[Start of Records shown]
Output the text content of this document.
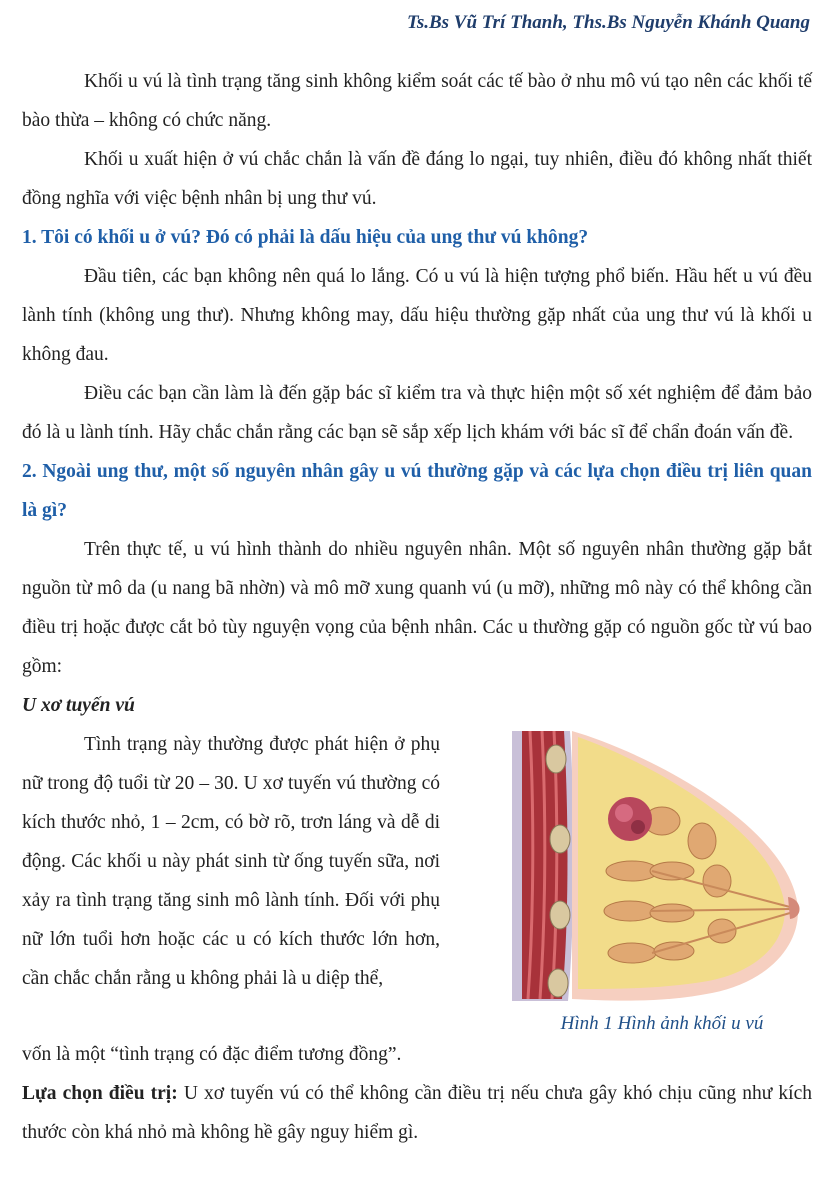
Ts.Bs Vũ Trí Thanh, Ths.Bs Nguyễn Khánh Quang

Khối u vú là tình trạng tăng sinh không kiểm soát các tế bào ở nhu mô vú tạo nên các khối tế bào thừa – không có chức năng.

Khối u xuất hiện ở vú chắc chắn là vấn đề đáng lo ngại, tuy nhiên, điều đó không nhất thiết đồng nghĩa với việc bệnh nhân bị ung thư vú.

1. Tôi có khối u ở vú? Đó có phải là dấu hiệu của ung thư vú không?

Đầu tiên, các bạn không nên quá lo lắng. Có u vú là hiện tượng phổ biến. Hầu hết u vú đều lành tính (không ung thư). Nhưng không may, dấu hiệu thường gặp nhất của ung thư vú là khối u không đau.

Điều các bạn cần làm là đến gặp bác sĩ kiểm tra và thực hiện một số xét nghiệm để đảm bảo đó là u lành tính. Hãy chắc chắn rằng các bạn sẽ sắp xếp lịch khám với bác sĩ để chẩn đoán vấn đề.

2. Ngoài ung thư, một số nguyên nhân gây u vú thường gặp và các lựa chọn điều trị liên quan là gì?

Trên thực tế, u vú hình thành do nhiều nguyên nhân. Một số nguyên nhân thường gặp bắt nguồn từ mô da (u nang bã nhờn) và mô mỡ xung quanh vú (u mỡ), những mô này có thể không cần điều trị hoặc được cắt bỏ tùy nguyện vọng của bệnh nhân. Các u thường gặp có nguồn gốc từ vú bao gồm:

U xơ tuyến vú

Tình trạng này thường được phát hiện ở phụ nữ trong độ tuổi từ 20 – 30. U xơ tuyến vú thường có kích thước nhỏ, 1 – 2cm, có bờ rõ, trơn láng và dễ di động. Các khối u này phát sinh từ ống tuyến sữa, nơi xảy ra tình trạng tăng sinh mô lành tính. Đối với phụ nữ lớn tuổi hơn hoặc các u có kích thước lớn hơn, cần chắc chắn rằng u không phải là u diệp thể,

Hình 1 Hình ảnh khối u vú

vốn là một “tình trạng có đặc điểm tương đồng”.

Lựa chọn điều trị: U xơ tuyến vú có thể không cần điều trị nếu chưa gây khó chịu cũng như kích thước còn khá nhỏ mà không hề gây nguy hiểm gì.
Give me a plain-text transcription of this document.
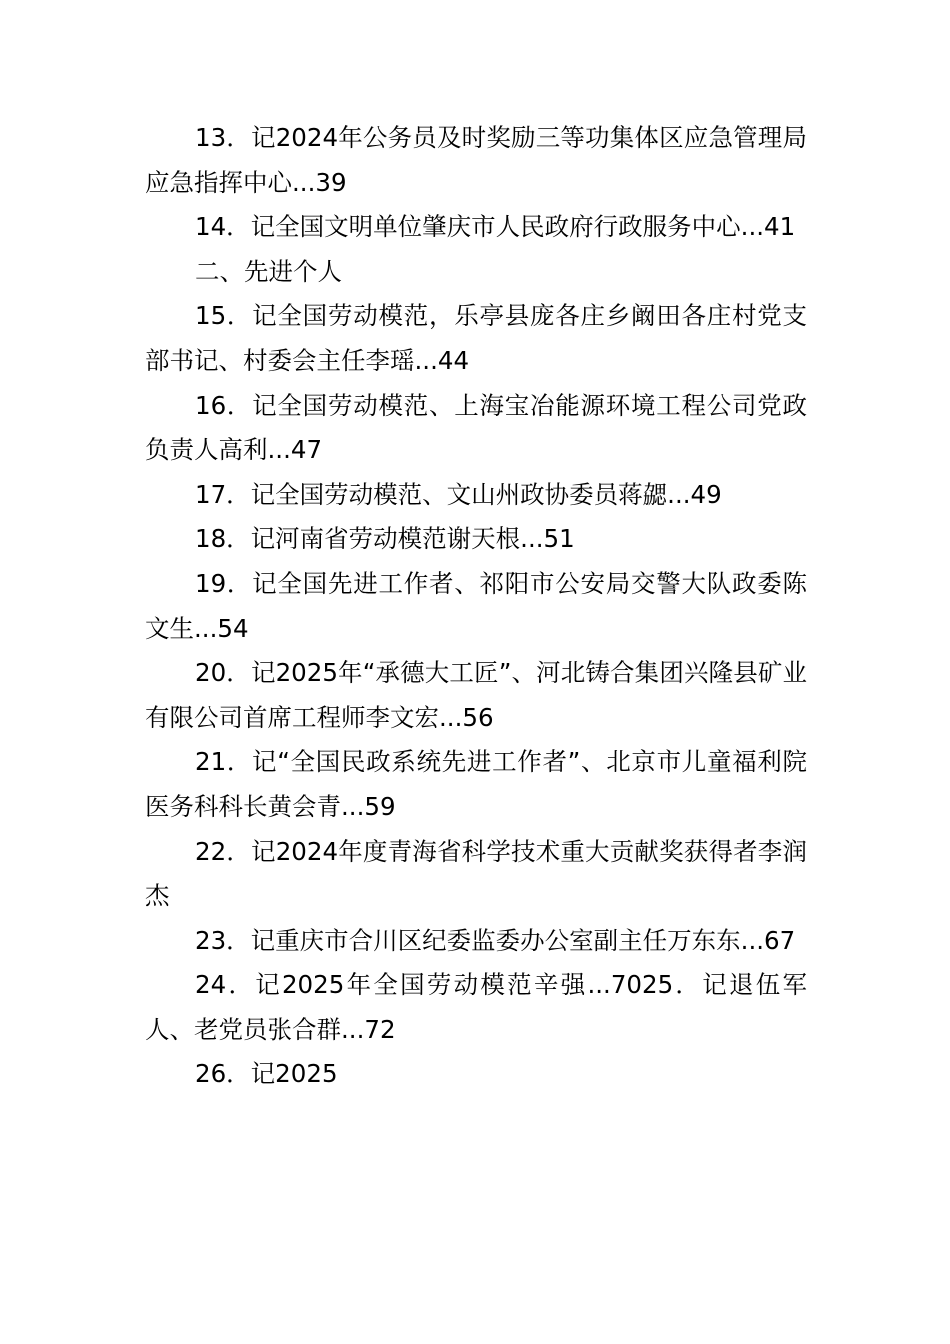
13．记2024年公务员及时奖励三等功集体区应急管理局应急指挥中心...39

14．记全国文明单位肇庆市人民政府行政服务中心...41

二、先进个人

15．记全国劳动模范，乐亭县庞各庄乡阚田各庄村党支部书记、村委会主任李瑶...44

16．记全国劳动模范、上海宝冶能源环境工程公司党政负责人高利...47

17．记全国劳动模范、文山州政协委员蒋勰...49

18．记河南省劳动模范谢天根...51

19．记全国先进工作者、祁阳市公安局交警大队政委陈文生...54

20．记2025年“承德大工匠”、河北铸合集团兴隆县矿业有限公司首席工程师李文宏...56

21．记“全国民政系统先进工作者”、北京市儿童福利院医务科科长黄会青...59

22．记2024年度青海省科学技术重大贡献奖获得者李润杰

23．记重庆市合川区纪委监委办公室副主任万东东...67

24．记2025年全国劳动模范辛强...7025．记退伍军人、老党员张合群...72

26．记2025
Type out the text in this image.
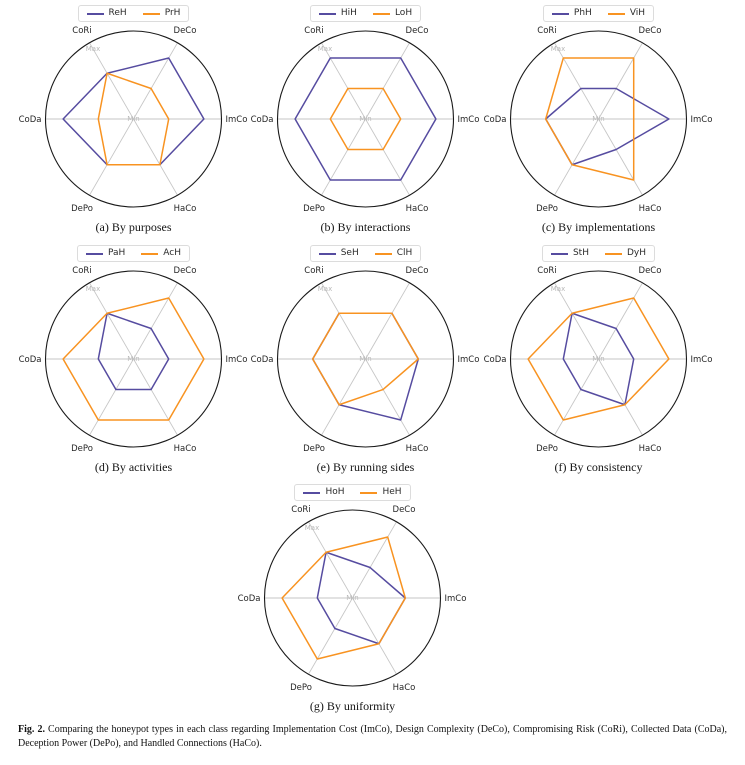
ReH	PrH
CoRi	DeCo
ImCo
HaCo
DePo
CoDa
Max
Min
(a) By purposes
HiH	LoH
CoRi	DeCo
ImCo
HaCo
DePo
CoDa
Max
Min
(b) By interactions
PhH	ViH
CoRi	DeCo
ImCo
HaCo
DePo
CoDa
Max
Min
(c) By implementations
PaH	AcH
CoRi	DeCo
ImCo
HaCo
DePo
CoDa
Max
Min
(d) By activities
SeH	ClH
CoRi	DeCo
ImCo
HaCo
DePo
CoDa
Max
Min
(e) By running sides
StH	DyH
CoRi	DeCo
ImCo
HaCo
DePo
CoDa
Max
Min
(f) By consistency
HoH	HeH
CoRi	DeCo
ImCo
HaCo
DePo
CoDa
Max
Min
(g) By uniformity

Fig. 2. Comparing the honeypot types in each class regarding Implementation Cost (ImCo), Design Complexity (DeCo), Compromising Risk (CoRi), Collected Data (CoDa), Deception Power (DePo), and Handled Connections (HaCo).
[End of Records shown]
Exercise details: All lines in the data that contain the word "document" should be copied.

Output of the exercise:
Output the text content of this document.
Give me a plain-text transcription of this document.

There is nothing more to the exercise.